• Requirements
From the entries below, copy every line that holds the word "HappyHouse".

• Data entries

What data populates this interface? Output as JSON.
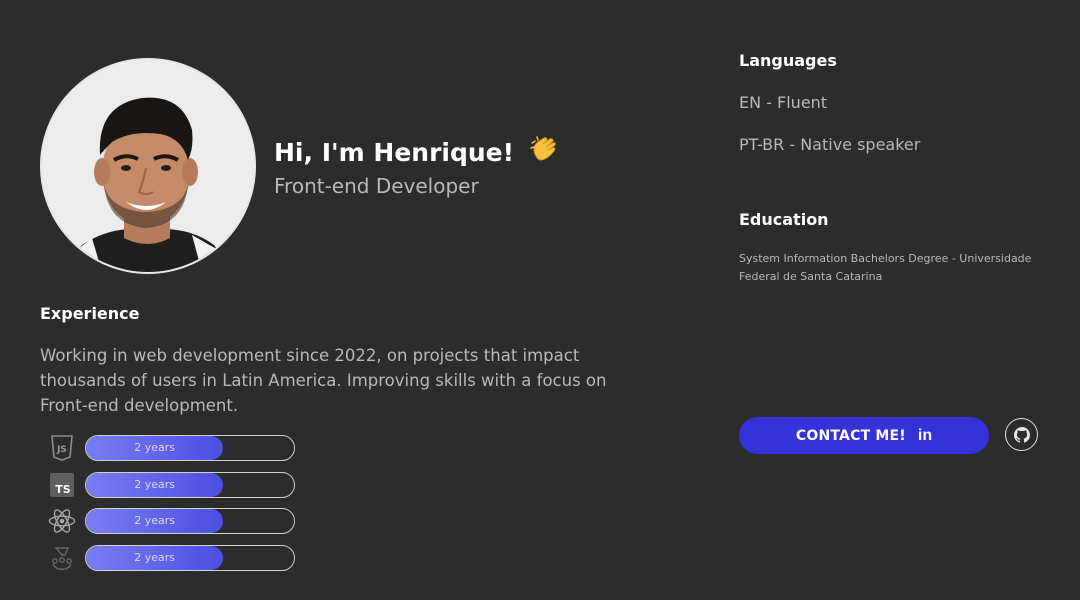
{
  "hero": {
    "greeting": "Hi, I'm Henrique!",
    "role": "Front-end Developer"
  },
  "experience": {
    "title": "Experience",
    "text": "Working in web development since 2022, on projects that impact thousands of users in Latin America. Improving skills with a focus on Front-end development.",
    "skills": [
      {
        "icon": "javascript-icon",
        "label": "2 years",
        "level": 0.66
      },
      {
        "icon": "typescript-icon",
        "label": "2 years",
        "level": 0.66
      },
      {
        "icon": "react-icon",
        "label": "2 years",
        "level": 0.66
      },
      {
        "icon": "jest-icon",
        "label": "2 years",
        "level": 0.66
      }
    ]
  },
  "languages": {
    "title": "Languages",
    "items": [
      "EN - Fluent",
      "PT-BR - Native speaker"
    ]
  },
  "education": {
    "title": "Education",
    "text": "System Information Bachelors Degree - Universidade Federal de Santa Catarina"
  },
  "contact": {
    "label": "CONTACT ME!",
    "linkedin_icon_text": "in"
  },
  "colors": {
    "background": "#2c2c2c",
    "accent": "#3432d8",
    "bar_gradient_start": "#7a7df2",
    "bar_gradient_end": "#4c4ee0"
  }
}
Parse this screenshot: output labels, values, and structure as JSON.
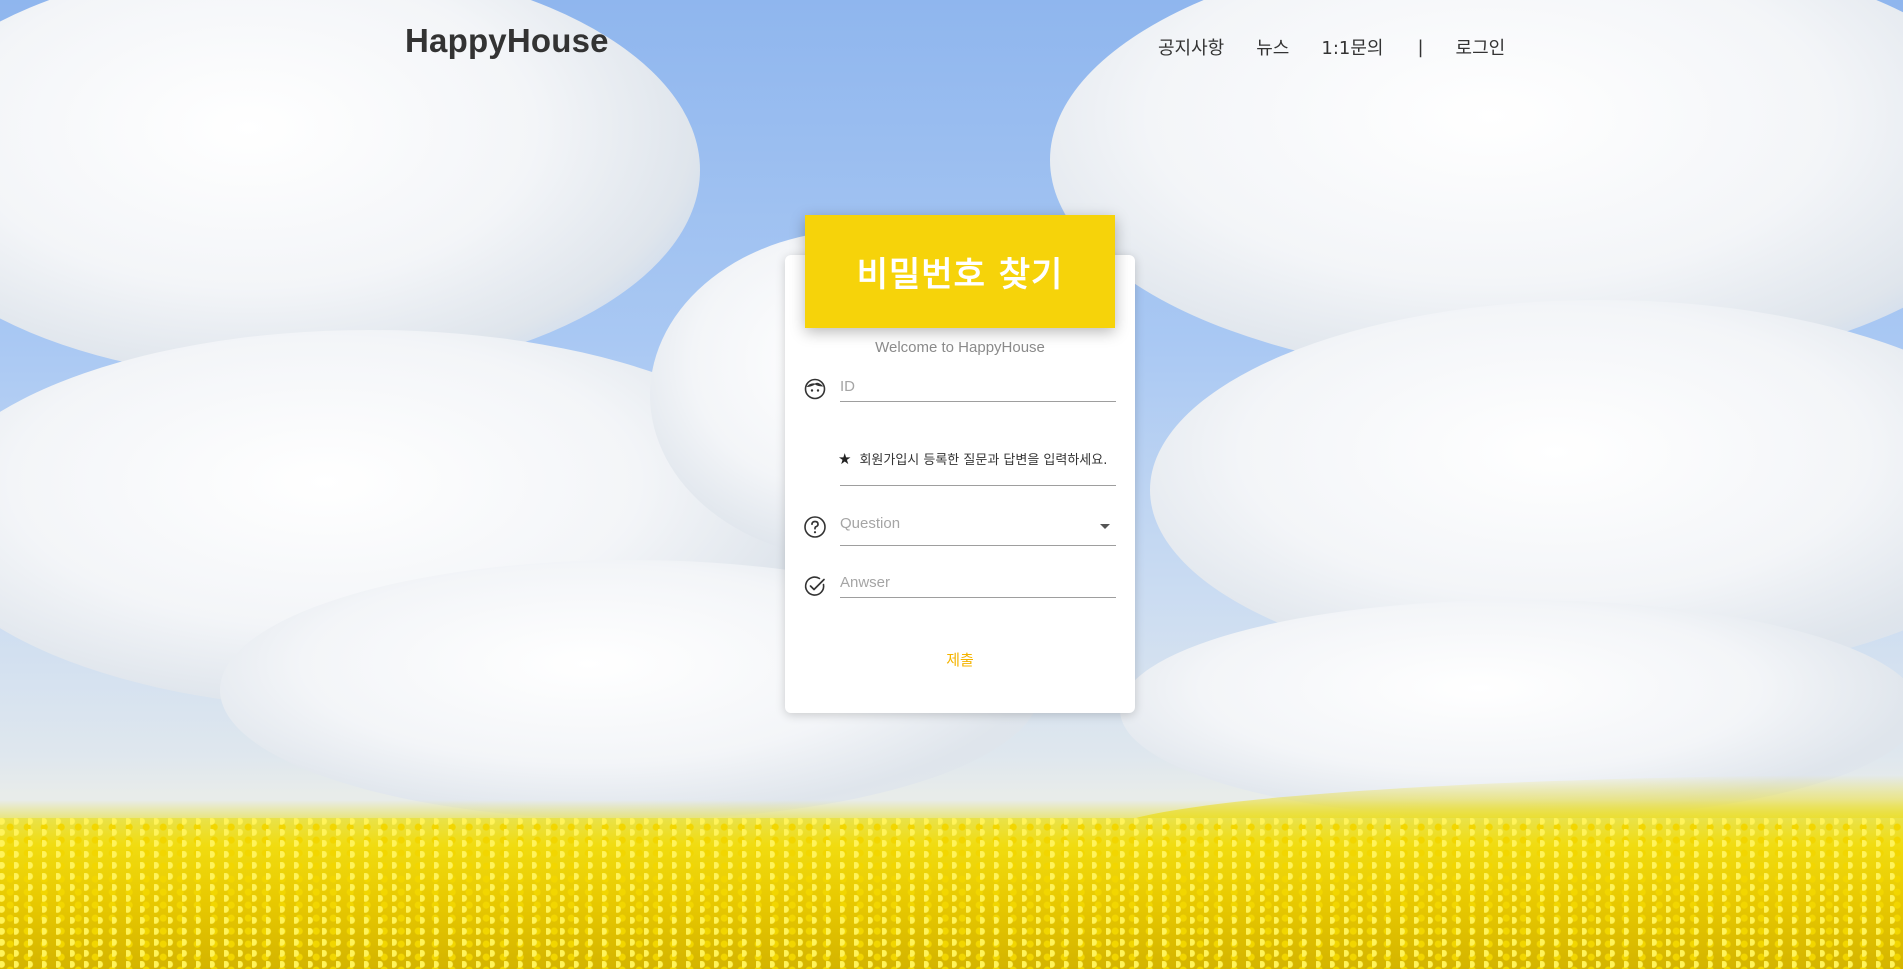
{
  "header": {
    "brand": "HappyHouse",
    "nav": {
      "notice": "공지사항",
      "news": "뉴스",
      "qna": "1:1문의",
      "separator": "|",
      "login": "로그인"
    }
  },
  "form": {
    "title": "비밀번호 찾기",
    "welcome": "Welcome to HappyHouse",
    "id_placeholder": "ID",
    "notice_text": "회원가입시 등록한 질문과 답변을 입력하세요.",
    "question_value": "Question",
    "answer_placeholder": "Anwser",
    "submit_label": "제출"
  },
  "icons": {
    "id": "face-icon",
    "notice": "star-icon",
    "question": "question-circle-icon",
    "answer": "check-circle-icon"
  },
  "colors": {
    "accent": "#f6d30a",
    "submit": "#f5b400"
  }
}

--

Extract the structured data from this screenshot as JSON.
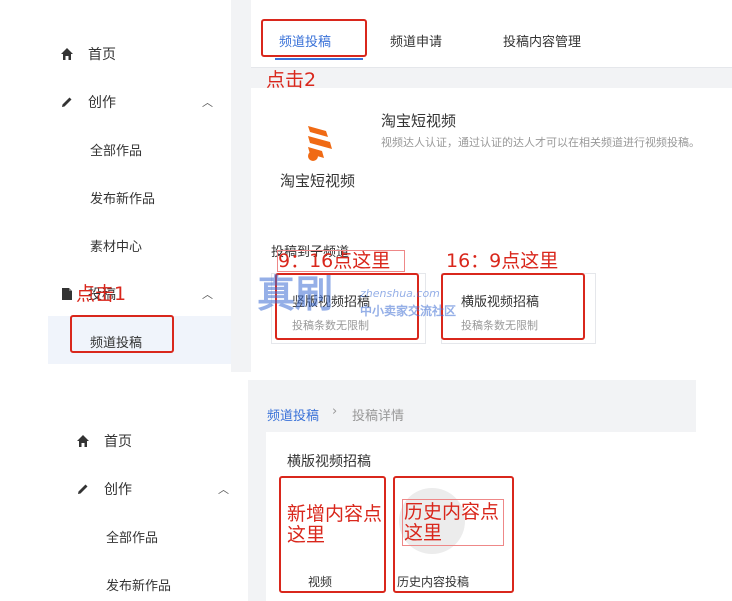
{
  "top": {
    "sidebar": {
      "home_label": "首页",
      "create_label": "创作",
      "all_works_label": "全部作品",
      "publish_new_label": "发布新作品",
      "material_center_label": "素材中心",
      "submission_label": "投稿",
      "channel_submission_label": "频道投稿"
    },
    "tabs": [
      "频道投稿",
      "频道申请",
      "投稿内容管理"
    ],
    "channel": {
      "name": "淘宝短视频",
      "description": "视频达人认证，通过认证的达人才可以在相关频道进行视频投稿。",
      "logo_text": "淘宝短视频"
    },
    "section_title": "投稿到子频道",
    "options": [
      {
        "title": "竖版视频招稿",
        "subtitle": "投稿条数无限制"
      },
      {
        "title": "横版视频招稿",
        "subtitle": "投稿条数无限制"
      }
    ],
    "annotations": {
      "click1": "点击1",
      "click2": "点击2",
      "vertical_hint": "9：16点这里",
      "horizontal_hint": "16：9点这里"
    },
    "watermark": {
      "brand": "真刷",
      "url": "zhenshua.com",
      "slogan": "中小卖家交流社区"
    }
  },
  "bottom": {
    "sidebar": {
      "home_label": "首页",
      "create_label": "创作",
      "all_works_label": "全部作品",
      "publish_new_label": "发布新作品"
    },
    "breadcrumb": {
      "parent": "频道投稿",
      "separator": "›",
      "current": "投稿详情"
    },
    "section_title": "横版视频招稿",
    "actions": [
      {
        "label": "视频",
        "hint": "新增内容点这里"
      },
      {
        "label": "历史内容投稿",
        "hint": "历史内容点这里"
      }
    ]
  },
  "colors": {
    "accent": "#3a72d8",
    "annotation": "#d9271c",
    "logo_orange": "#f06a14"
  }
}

• Task output
    "brand": "HappyHouse",
    "welcome": "Welcome to HappyHouse",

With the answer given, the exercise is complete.